▶ **DATASET EXCERPTS**:
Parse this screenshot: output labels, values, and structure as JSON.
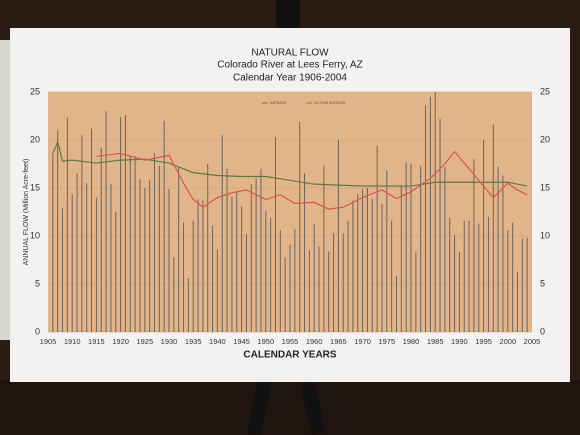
{
  "chart_data": {
    "type": "bar",
    "title": "NATURAL FLOW",
    "subtitle": "Colorado River at Lees Ferry, AZ",
    "subtitle2": "Calendar Year 1906-2004",
    "x_label": "CALENDAR YEARS",
    "y_label": "ANNUAL FLOW (Million Acre-feet)",
    "x": [
      1906,
      1907,
      1908,
      1909,
      1910,
      1911,
      1912,
      1913,
      1914,
      1915,
      1916,
      1917,
      1918,
      1919,
      1920,
      1921,
      1922,
      1923,
      1924,
      1925,
      1926,
      1927,
      1928,
      1929,
      1930,
      1931,
      1932,
      1933,
      1934,
      1935,
      1936,
      1937,
      1938,
      1939,
      1940,
      1941,
      1942,
      1943,
      1944,
      1945,
      1946,
      1947,
      1948,
      1949,
      1950,
      1951,
      1952,
      1953,
      1954,
      1955,
      1956,
      1957,
      1958,
      1959,
      1960,
      1961,
      1962,
      1963,
      1964,
      1965,
      1966,
      1967,
      1968,
      1969,
      1970,
      1971,
      1972,
      1973,
      1974,
      1975,
      1976,
      1977,
      1978,
      1979,
      1980,
      1981,
      1982,
      1983,
      1984,
      1985,
      1986,
      1987,
      1988,
      1989,
      1990,
      1991,
      1992,
      1993,
      1994,
      1995,
      1996,
      1997,
      1998,
      1999,
      2000,
      2001,
      2002,
      2003,
      2004
    ],
    "values": [
      18.6,
      21.0,
      12.9,
      22.3,
      14.4,
      16.5,
      20.5,
      15.5,
      21.2,
      14.0,
      19.2,
      23.0,
      15.4,
      12.5,
      22.4,
      22.6,
      18.3,
      18.3,
      15.9,
      15.0,
      15.8,
      18.6,
      17.3,
      22.0,
      14.9,
      7.8,
      17.2,
      11.4,
      5.6,
      11.6,
      13.8,
      13.7,
      17.5,
      11.1,
      8.6,
      20.5,
      17.0,
      14.1,
      14.6,
      13.1,
      10.2,
      15.4,
      16.0,
      17.0,
      12.6,
      11.9,
      20.3,
      10.6,
      7.8,
      9.1,
      10.7,
      21.9,
      16.5,
      8.5,
      11.2,
      8.9,
      17.3,
      8.4,
      10.3,
      20.0,
      10.3,
      11.6,
      13.7,
      14.4,
      14.9,
      15.0,
      13.9,
      19.4,
      13.3,
      16.8,
      11.6,
      5.8,
      15.3,
      17.7,
      17.5,
      8.3,
      17.3,
      23.6,
      24.5,
      25.0,
      22.2,
      17.2,
      11.9,
      10.1,
      8.3,
      11.6,
      11.6,
      18.0,
      11.3,
      20.0,
      12.0,
      21.6,
      17.2,
      16.3,
      10.6,
      11.4,
      6.3,
      9.7,
      9.8
    ],
    "color": "#6b6460",
    "series": [
      {
        "name": "AVERAGE",
        "color": "#5f7a45",
        "x": [
          1906,
          1907,
          1908,
          1910,
          1915,
          1920,
          1925,
          1930,
          1935,
          1940,
          1945,
          1950,
          1955,
          1960,
          1965,
          1970,
          1975,
          1980,
          1985,
          1990,
          1995,
          2000,
          2004
        ],
        "values": [
          18.6,
          19.8,
          17.8,
          17.9,
          17.6,
          17.9,
          18.0,
          17.6,
          16.6,
          16.3,
          16.2,
          16.2,
          15.8,
          15.4,
          15.3,
          15.2,
          15.2,
          15.2,
          15.6,
          15.6,
          15.6,
          15.6,
          15.2
        ]
      },
      {
        "name": "10 YEAR AVERAGE",
        "color": "#d9574a",
        "x": [
          1915,
          1920,
          1925,
          1930,
          1933,
          1935,
          1937,
          1940,
          1943,
          1946,
          1950,
          1953,
          1956,
          1960,
          1963,
          1966,
          1970,
          1974,
          1977,
          1980,
          1984,
          1987,
          1989,
          1992,
          1995,
          1997,
          2000,
          2002,
          2004
        ],
        "values": [
          18.3,
          18.6,
          17.9,
          18.4,
          15.5,
          13.8,
          13.0,
          14.0,
          14.5,
          14.8,
          13.8,
          14.3,
          13.4,
          13.5,
          12.8,
          13.0,
          14.0,
          14.8,
          13.9,
          14.6,
          16.0,
          17.5,
          18.8,
          17.0,
          15.2,
          14.0,
          15.5,
          14.8,
          14.3
        ]
      }
    ],
    "xlim": [
      1905,
      2005
    ],
    "xticks": [
      1905,
      1910,
      1915,
      1920,
      1925,
      1930,
      1935,
      1940,
      1945,
      1950,
      1955,
      1960,
      1965,
      1970,
      1975,
      1980,
      1985,
      1990,
      1995,
      2000,
      2005
    ],
    "ylim": [
      0,
      25
    ],
    "yticks": [
      0,
      5,
      10,
      15,
      20,
      25
    ],
    "grid": true,
    "legend": "top"
  }
}
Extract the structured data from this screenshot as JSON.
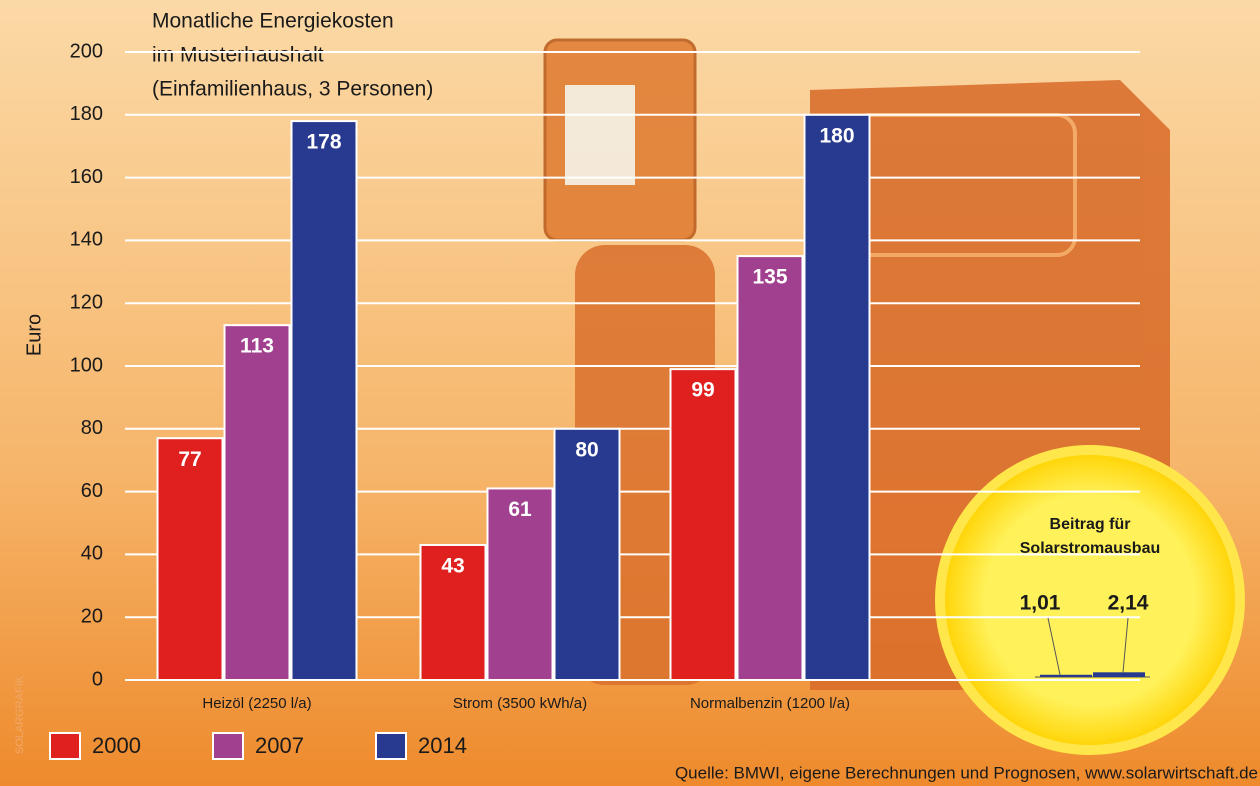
{
  "chart_data": [
    {
      "type": "bar",
      "title": [
        "Monatliche Energiekosten",
        "im Musterhaushalt",
        "(Einfamilienhaus, 3 Personen)"
      ],
      "y_label": "Euro",
      "credit": "SOLARGRAFIK",
      "source": "Quelle: BMWI, eigene Berechnungen und Prognosen, www.solarwirtschaft.de",
      "categories": [
        "Heizöl (2250 l/a)",
        "Strom (3500 kWh/a)",
        "Normalbenzin (1200 l/a)"
      ],
      "series": [
        {
          "name": "2000",
          "color": "#e0201e",
          "values": [
            77,
            43,
            99
          ]
        },
        {
          "name": "2007",
          "color": "#a0408e",
          "values": [
            113,
            61,
            135
          ]
        },
        {
          "name": "2014",
          "color": "#283a90",
          "values": [
            178,
            80,
            180
          ]
        }
      ],
      "ylim": [
        0,
        200
      ],
      "yticks": [
        0,
        20,
        40,
        60,
        80,
        100,
        120,
        140,
        160,
        180,
        200
      ],
      "grid": true,
      "legend": "bottom"
    },
    {
      "type": "bar",
      "title": [
        "Beitrag für",
        "Solarstromausbau"
      ],
      "values": [
        1.01,
        2.14
      ],
      "value_labels": [
        "1,01",
        "2,14"
      ],
      "color": "#283a90"
    }
  ]
}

▶ **TASK TO CARRY OUT**: Exclude the pictures and transcribe all of the entries exactly.

▶ **FINISHED TASK**:
Parse this screenshot: output labels, values, and structure as JSON.
{
  "chart_data": {
    "type": "bar",
    "title": "NATURAL FLOW",
    "subtitle": "Colorado River at Lees Ferry, AZ",
    "subtitle2": "Calendar Year 1906-2004",
    "x_label": "CALENDAR YEARS",
    "y_label": "ANNUAL FLOW (Million Acre-feet)",
    "x": [
      1906,
      1907,
      1908,
      1909,
      1910,
      1911,
      1912,
      1913,
      1914,
      1915,
      1916,
      1917,
      1918,
      1919,
      1920,
      1921,
      1922,
      1923,
      1924,
      1925,
      1926,
      1927,
      1928,
      1929,
      1930,
      1931,
      1932,
      1933,
      1934,
      1935,
      1936,
      1937,
      1938,
      1939,
      1940,
      1941,
      1942,
      1943,
      1944,
      1945,
      1946,
      1947,
      1948,
      1949,
      1950,
      1951,
      1952,
      1953,
      1954,
      1955,
      1956,
      1957,
      1958,
      1959,
      1960,
      1961,
      1962,
      1963,
      1964,
      1965,
      1966,
      1967,
      1968,
      1969,
      1970,
      1971,
      1972,
      1973,
      1974,
      1975,
      1976,
      1977,
      1978,
      1979,
      1980,
      1981,
      1982,
      1983,
      1984,
      1985,
      1986,
      1987,
      1988,
      1989,
      1990,
      1991,
      1992,
      1993,
      1994,
      1995,
      1996,
      1997,
      1998,
      1999,
      2000,
      2001,
      2002,
      2003,
      2004
    ],
    "values": [
      18.6,
      21.0,
      12.9,
      22.3,
      14.4,
      16.5,
      20.5,
      15.5,
      21.2,
      14.0,
      19.2,
      23.0,
      15.4,
      12.5,
      22.4,
      22.6,
      18.3,
      18.3,
      15.9,
      15.0,
      15.8,
      18.6,
      17.3,
      22.0,
      14.9,
      7.8,
      17.2,
      11.4,
      5.6,
      11.6,
      13.8,
      13.7,
      17.5,
      11.1,
      8.6,
      20.5,
      17.0,
      14.1,
      14.6,
      13.1,
      10.2,
      15.4,
      16.0,
      17.0,
      12.6,
      11.9,
      20.3,
      10.6,
      7.8,
      9.1,
      10.7,
      21.9,
      16.5,
      8.5,
      11.2,
      8.9,
      17.3,
      8.4,
      10.3,
      20.0,
      10.3,
      11.6,
      13.7,
      14.4,
      14.9,
      15.0,
      13.9,
      19.4,
      13.3,
      16.8,
      11.6,
      5.8,
      15.3,
      17.7,
      17.5,
      8.3,
      17.3,
      23.6,
      24.5,
      25.0,
      22.2,
      17.2,
      11.9,
      10.1,
      8.3,
      11.6,
      11.6,
      18.0,
      11.3,
      20.0,
      12.0,
      21.6,
      17.2,
      16.3,
      10.6,
      11.4,
      6.3,
      9.7,
      9.8
    ],
    "color": "#6b6460",
    "series": [
      {
        "name": "AVERAGE",
        "color": "#5f7a45",
        "x": [
          1906,
          1907,
          1908,
          1910,
          1915,
          1920,
          1925,
          1930,
          1935,
          1940,
          1945,
          1950,
          1955,
          1960,
          1965,
          1970,
          1975,
          1980,
          1985,
          1990,
          1995,
          2000,
          2004
        ],
        "values": [
          18.6,
          19.8,
          17.8,
          17.9,
          17.6,
          17.9,
          18.0,
          17.6,
          16.6,
          16.3,
          16.2,
          16.2,
          15.8,
          15.4,
          15.3,
          15.2,
          15.2,
          15.2,
          15.6,
          15.6,
          15.6,
          15.6,
          15.2
        ]
      },
      {
        "name": "10 YEAR AVERAGE",
        "color": "#d9574a",
        "x": [
          1915,
          1920,
          1925,
          1930,
          1933,
          1935,
          1937,
          1940,
          1943,
          1946,
          1950,
          1953,
          1956,
          1960,
          1963,
          1966,
          1970,
          1974,
          1977,
          1980,
          1984,
          1987,
          1989,
          1992,
          1995,
          1997,
          2000,
          2002,
          2004
        ],
        "values": [
          18.3,
          18.6,
          17.9,
          18.4,
          15.5,
          13.8,
          13.0,
          14.0,
          14.5,
          14.8,
          13.8,
          14.3,
          13.4,
          13.5,
          12.8,
          13.0,
          14.0,
          14.8,
          13.9,
          14.6,
          16.0,
          17.5,
          18.8,
          17.0,
          15.2,
          14.0,
          15.5,
          14.8,
          14.3
        ]
      }
    ],
    "xlim": [
      1905,
      2005
    ],
    "xticks": [
      1905,
      1910,
      1915,
      1920,
      1925,
      1930,
      1935,
      1940,
      1945,
      1950,
      1955,
      1960,
      1965,
      1970,
      1975,
      1980,
      1985,
      1990,
      1995,
      2000,
      2005
    ],
    "ylim": [
      0,
      25
    ],
    "yticks": [
      0,
      5,
      10,
      15,
      20,
      25
    ],
    "grid": true,
    "legend": "top"
  }
}
Extract the structured data from this screenshot as JSON.
{
  "chart_data": [
    {
      "type": "bar",
      "title": [
        "Monatliche Energiekosten",
        "im Musterhaushalt",
        "(Einfamilienhaus, 3 Personen)"
      ],
      "y_label": "Euro",
      "credit": "SOLARGRAFIK",
      "source": "Quelle: BMWI, eigene Berechnungen und Prognosen, www.solarwirtschaft.de",
      "categories": [
        "Heizöl (2250 l/a)",
        "Strom (3500 kWh/a)",
        "Normalbenzin (1200 l/a)"
      ],
      "series": [
        {
          "name": "2000",
          "color": "#e0201e",
          "values": [
            77,
            43,
            99
          ]
        },
        {
          "name": "2007",
          "color": "#a0408e",
          "values": [
            113,
            61,
            135
          ]
        },
        {
          "name": "2014",
          "color": "#283a90",
          "values": [
            178,
            80,
            180
          ]
        }
      ],
      "ylim": [
        0,
        200
      ],
      "yticks": [
        0,
        20,
        40,
        60,
        80,
        100,
        120,
        140,
        160,
        180,
        200
      ],
      "grid": true,
      "legend": "bottom"
    },
    {
      "type": "bar",
      "title": [
        "Beitrag für",
        "Solarstromausbau"
      ],
      "values": [
        1.01,
        2.14
      ],
      "value_labels": [
        "1,01",
        "2,14"
      ],
      "color": "#283a90"
    }
  ]
}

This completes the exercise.